CHALLENGE ->
Go through the records and give each one again exactly.

RECORDS FOR THE TASK ->
# # # # #
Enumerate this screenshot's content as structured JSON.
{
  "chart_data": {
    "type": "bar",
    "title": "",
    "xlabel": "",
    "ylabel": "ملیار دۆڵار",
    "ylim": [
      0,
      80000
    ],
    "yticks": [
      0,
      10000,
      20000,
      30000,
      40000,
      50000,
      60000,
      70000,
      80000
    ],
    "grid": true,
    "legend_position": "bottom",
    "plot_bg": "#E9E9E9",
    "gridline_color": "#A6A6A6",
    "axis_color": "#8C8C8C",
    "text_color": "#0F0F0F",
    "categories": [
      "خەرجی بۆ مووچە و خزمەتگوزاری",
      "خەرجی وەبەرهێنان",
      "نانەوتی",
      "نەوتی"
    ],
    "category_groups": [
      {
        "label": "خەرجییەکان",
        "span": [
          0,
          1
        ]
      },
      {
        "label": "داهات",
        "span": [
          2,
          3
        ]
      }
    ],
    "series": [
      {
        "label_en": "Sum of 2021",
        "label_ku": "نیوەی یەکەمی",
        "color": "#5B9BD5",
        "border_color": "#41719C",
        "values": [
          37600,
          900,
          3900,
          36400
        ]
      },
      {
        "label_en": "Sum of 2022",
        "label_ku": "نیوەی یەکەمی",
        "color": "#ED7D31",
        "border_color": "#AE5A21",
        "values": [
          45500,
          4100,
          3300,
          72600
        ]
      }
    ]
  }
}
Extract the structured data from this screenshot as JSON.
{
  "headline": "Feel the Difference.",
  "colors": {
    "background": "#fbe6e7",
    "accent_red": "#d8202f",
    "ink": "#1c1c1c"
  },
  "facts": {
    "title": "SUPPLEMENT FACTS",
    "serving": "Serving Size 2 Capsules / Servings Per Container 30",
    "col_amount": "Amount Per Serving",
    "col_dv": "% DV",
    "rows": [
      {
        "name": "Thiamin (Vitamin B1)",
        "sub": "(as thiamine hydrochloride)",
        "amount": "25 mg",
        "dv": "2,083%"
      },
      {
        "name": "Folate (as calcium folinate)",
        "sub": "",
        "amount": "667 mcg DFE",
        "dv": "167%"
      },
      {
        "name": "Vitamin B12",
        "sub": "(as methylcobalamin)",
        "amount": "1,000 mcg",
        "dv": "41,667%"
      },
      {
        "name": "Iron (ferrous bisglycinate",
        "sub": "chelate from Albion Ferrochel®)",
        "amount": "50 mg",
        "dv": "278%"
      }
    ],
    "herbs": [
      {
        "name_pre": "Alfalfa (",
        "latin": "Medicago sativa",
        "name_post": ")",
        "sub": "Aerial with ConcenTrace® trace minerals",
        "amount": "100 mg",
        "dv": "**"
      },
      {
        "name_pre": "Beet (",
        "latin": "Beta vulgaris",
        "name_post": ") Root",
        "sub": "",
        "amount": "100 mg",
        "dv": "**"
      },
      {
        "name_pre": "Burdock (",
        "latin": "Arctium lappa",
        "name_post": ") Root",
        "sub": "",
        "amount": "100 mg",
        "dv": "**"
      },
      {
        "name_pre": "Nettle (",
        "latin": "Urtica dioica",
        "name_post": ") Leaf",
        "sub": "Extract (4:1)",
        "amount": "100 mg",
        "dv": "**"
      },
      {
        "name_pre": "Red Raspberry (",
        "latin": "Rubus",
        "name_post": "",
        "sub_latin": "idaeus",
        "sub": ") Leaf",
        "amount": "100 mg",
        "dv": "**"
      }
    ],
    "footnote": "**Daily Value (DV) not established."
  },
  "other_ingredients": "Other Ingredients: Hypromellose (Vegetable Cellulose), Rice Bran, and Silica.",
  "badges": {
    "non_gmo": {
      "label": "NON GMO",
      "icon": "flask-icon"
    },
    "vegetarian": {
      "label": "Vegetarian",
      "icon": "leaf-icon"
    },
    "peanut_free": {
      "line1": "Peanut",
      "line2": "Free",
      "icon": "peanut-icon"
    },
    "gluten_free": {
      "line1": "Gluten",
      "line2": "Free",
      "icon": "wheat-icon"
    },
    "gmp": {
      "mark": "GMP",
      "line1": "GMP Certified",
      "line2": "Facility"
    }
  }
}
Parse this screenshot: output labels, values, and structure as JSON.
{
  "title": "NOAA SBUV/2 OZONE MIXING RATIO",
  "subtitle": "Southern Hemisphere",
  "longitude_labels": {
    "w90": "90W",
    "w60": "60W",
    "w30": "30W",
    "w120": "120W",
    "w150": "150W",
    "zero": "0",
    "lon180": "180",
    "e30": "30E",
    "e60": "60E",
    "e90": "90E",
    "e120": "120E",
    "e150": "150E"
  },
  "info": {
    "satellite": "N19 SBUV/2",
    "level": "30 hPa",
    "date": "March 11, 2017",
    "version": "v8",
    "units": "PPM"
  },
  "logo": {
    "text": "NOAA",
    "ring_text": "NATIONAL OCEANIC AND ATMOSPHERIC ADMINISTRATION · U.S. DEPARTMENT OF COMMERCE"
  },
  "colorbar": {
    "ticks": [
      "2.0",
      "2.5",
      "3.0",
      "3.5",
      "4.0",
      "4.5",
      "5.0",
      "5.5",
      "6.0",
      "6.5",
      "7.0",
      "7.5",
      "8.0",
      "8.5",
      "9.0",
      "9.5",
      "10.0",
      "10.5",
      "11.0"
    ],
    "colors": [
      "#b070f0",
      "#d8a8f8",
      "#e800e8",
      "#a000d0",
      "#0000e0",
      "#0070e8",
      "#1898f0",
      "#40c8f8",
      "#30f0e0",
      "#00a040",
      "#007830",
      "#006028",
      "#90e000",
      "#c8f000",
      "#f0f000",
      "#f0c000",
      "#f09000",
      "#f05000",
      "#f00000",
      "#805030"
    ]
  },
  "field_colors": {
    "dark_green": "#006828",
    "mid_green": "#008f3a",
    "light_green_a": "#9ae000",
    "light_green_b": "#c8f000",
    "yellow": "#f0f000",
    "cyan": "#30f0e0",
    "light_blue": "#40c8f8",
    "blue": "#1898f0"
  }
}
# # # # #
RESPONSE ->
Enumerate this screenshot's content as structured JSON.
{
  "chart_data": {
    "type": "bar",
    "title": "",
    "xlabel": "",
    "ylabel": "ملیار دۆڵار",
    "ylim": [
      0,
      80000
    ],
    "yticks": [
      0,
      10000,
      20000,
      30000,
      40000,
      50000,
      60000,
      70000,
      80000
    ],
    "grid": true,
    "legend_position": "bottom",
    "plot_bg": "#E9E9E9",
    "gridline_color": "#A6A6A6",
    "axis_color": "#8C8C8C",
    "text_color": "#0F0F0F",
    "categories": [
      "خەرجی بۆ مووچە و خزمەتگوزاری",
      "خەرجی وەبەرهێنان",
      "نانەوتی",
      "نەوتی"
    ],
    "category_groups": [
      {
        "label": "خەرجییەکان",
        "span": [
          0,
          1
        ]
      },
      {
        "label": "داهات",
        "span": [
          2,
          3
        ]
      }
    ],
    "series": [
      {
        "label_en": "Sum of 2021",
        "label_ku": "نیوەی یەکەمی",
        "color": "#5B9BD5",
        "border_color": "#41719C",
        "values": [
          37600,
          900,
          3900,
          36400
        ]
      },
      {
        "label_en": "Sum of 2022",
        "label_ku": "نیوەی یەکەمی",
        "color": "#ED7D31",
        "border_color": "#AE5A21",
        "values": [
          45500,
          4100,
          3300,
          72600
        ]
      }
    ]
  }
}
Extract the structured data from this screenshot as JSON.
{
  "headline": "Feel the Difference.",
  "colors": {
    "background": "#fbe6e7",
    "accent_red": "#d8202f",
    "ink": "#1c1c1c"
  },
  "facts": {
    "title": "SUPPLEMENT FACTS",
    "serving": "Serving Size 2 Capsules / Servings Per Container 30",
    "col_amount": "Amount Per Serving",
    "col_dv": "% DV",
    "rows": [
      {
        "name": "Thiamin (Vitamin B1)",
        "sub": "(as thiamine hydrochloride)",
        "amount": "25 mg",
        "dv": "2,083%"
      },
      {
        "name": "Folate (as calcium folinate)",
        "sub": "",
        "amount": "667 mcg DFE",
        "dv": "167%"
      },
      {
        "name": "Vitamin B12",
        "sub": "(as methylcobalamin)",
        "amount": "1,000 mcg",
        "dv": "41,667%"
      },
      {
        "name": "Iron (ferrous bisglycinate",
        "sub": "chelate from Albion Ferrochel®)",
        "amount": "50 mg",
        "dv": "278%"
      }
    ],
    "herbs": [
      {
        "name_pre": "Alfalfa (",
        "latin": "Medicago sativa",
        "name_post": ")",
        "sub": "Aerial with ConcenTrace® trace minerals",
        "amount": "100 mg",
        "dv": "**"
      },
      {
        "name_pre": "Beet (",
        "latin": "Beta vulgaris",
        "name_post": ") Root",
        "sub": "",
        "amount": "100 mg",
        "dv": "**"
      },
      {
        "name_pre": "Burdock (",
        "latin": "Arctium lappa",
        "name_post": ") Root",
        "sub": "",
        "amount": "100 mg",
        "dv": "**"
      },
      {
        "name_pre": "Nettle (",
        "latin": "Urtica dioica",
        "name_post": ") Leaf",
        "sub": "Extract (4:1)",
        "amount": "100 mg",
        "dv": "**"
      },
      {
        "name_pre": "Red Raspberry (",
        "latin": "Rubus",
        "name_post": "",
        "sub_latin": "idaeus",
        "sub": ") Leaf",
        "amount": "100 mg",
        "dv": "**"
      }
    ],
    "footnote": "**Daily Value (DV) not established."
  },
  "other_ingredients": "Other Ingredients: Hypromellose (Vegetable Cellulose), Rice Bran, and Silica.",
  "badges": {
    "non_gmo": {
      "label": "NON GMO",
      "icon": "flask-icon"
    },
    "vegetarian": {
      "label": "Vegetarian",
      "icon": "leaf-icon"
    },
    "peanut_free": {
      "line1": "Peanut",
      "line2": "Free",
      "icon": "peanut-icon"
    },
    "gluten_free": {
      "line1": "Gluten",
      "line2": "Free",
      "icon": "wheat-icon"
    },
    "gmp": {
      "mark": "GMP",
      "line1": "GMP Certified",
      "line2": "Facility"
    }
  }
}
Parse this screenshot: output labels, values, and structure as JSON.
{
  "title": "NOAA SBUV/2 OZONE MIXING RATIO",
  "subtitle": "Southern Hemisphere",
  "longitude_labels": {
    "w90": "90W",
    "w60": "60W",
    "w30": "30W",
    "w120": "120W",
    "w150": "150W",
    "zero": "0",
    "lon180": "180",
    "e30": "30E",
    "e60": "60E",
    "e90": "90E",
    "e120": "120E",
    "e150": "150E"
  },
  "info": {
    "satellite": "N19 SBUV/2",
    "level": "30 hPa",
    "date": "March 11, 2017",
    "version": "v8",
    "units": "PPM"
  },
  "logo": {
    "text": "NOAA",
    "ring_text": "NATIONAL OCEANIC AND ATMOSPHERIC ADMINISTRATION · U.S. DEPARTMENT OF COMMERCE"
  },
  "colorbar": {
    "ticks": [
      "2.0",
      "2.5",
      "3.0",
      "3.5",
      "4.0",
      "4.5",
      "5.0",
      "5.5",
      "6.0",
      "6.5",
      "7.0",
      "7.5",
      "8.0",
      "8.5",
      "9.0",
      "9.5",
      "10.0",
      "10.5",
      "11.0"
    ],
    "colors": [
      "#b070f0",
      "#d8a8f8",
      "#e800e8",
      "#a000d0",
      "#0000e0",
      "#0070e8",
      "#1898f0",
      "#40c8f8",
      "#30f0e0",
      "#00a040",
      "#007830",
      "#006028",
      "#90e000",
      "#c8f000",
      "#f0f000",
      "#f0c000",
      "#f09000",
      "#f05000",
      "#f00000",
      "#805030"
    ]
  },
  "field_colors": {
    "dark_green": "#006828",
    "mid_green": "#008f3a",
    "light_green_a": "#9ae000",
    "light_green_b": "#c8f000",
    "yellow": "#f0f000",
    "cyan": "#30f0e0",
    "light_blue": "#40c8f8",
    "blue": "#1898f0"
  }
}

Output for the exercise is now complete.